• WRITTEN TASK: Extract the text of each entry below exactly, leaving every image behind.
********
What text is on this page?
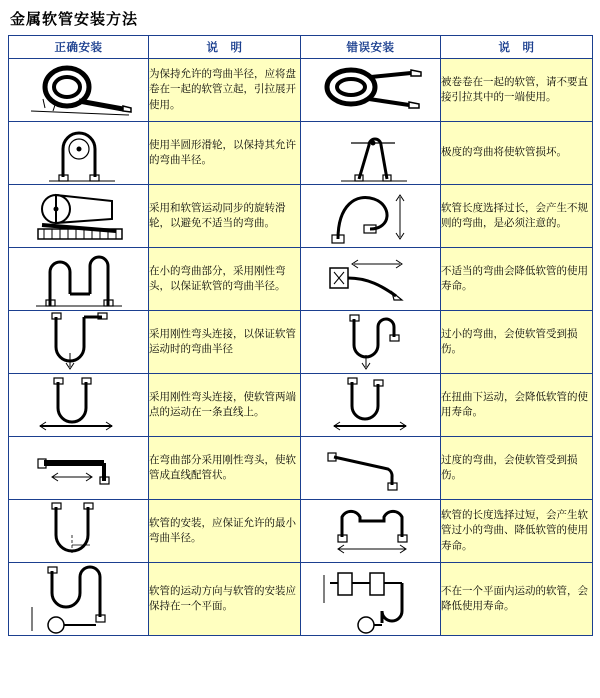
金属软管安装方法
正确安装	说　明	错误安装	说　明

	为保持允许的弯曲半径，应将盘卷在一起的软管立起，引拉展开使用。		被卷卷在一起的软管，请不要直接引拉其中的一端使用。

	使用半圆形滑轮，以保持其允许的弯曲半径。		极度的弯曲将使软管损坏。

	采用和软管运动同步的旋转滑轮，以避免不适当的弯曲。		软管长度选择过长，会产生不规则的弯曲，是必须注意的。

	在小的弯曲部分，采用刚性弯头，以保证软管的弯曲半径。		不适当的弯曲会降低软管的使用寿命。

	采用刚性弯头连接，以保证软管运动时的弯曲半径		过小的弯曲，会使软管受到损伤。

	采用刚性弯头连接，使软管两端点的运动在一条直线上。		在扭曲下运动，会降低软管的使用寿命。

	在弯曲部分采用刚性弯头，使软管成直线配管状。		过度的弯曲，会使软管受到损伤。

	软管的安装，应保证允许的最小弯曲半径。		软管的长度选择过短，会产生软管过小的弯曲、降低软管的使用寿命。

	软管的运动方向与软管的安装应保持在一个平面。		不在一个平面内运动的软管，会降低使用寿命。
********
• FULL RESPONSE:
What text is on this page?
金属软管安装方法
正确安装	说　明	错误安装	说　明

	为保持允许的弯曲半径，应将盘卷在一起的软管立起，引拉展开使用。		被卷卷在一起的软管，请不要直接引拉其中的一端使用。

	使用半圆形滑轮，以保持其允许的弯曲半径。		极度的弯曲将使软管损坏。

	采用和软管运动同步的旋转滑轮，以避免不适当的弯曲。		软管长度选择过长，会产生不规则的弯曲，是必须注意的。

	在小的弯曲部分，采用刚性弯头，以保证软管的弯曲半径。		不适当的弯曲会降低软管的使用寿命。

	采用刚性弯头连接，以保证软管运动时的弯曲半径		过小的弯曲，会使软管受到损伤。

	采用刚性弯头连接，使软管两端点的运动在一条直线上。		在扭曲下运动，会降低软管的使用寿命。

	在弯曲部分采用刚性弯头，使软管成直线配管状。		过度的弯曲，会使软管受到损伤。

	软管的安装，应保证允许的最小弯曲半径。		软管的长度选择过短，会产生软管过小的弯曲、降低软管的使用寿命。

	软管的运动方向与软管的安装应保持在一个平面。		不在一个平面内运动的软管，会降低使用寿命。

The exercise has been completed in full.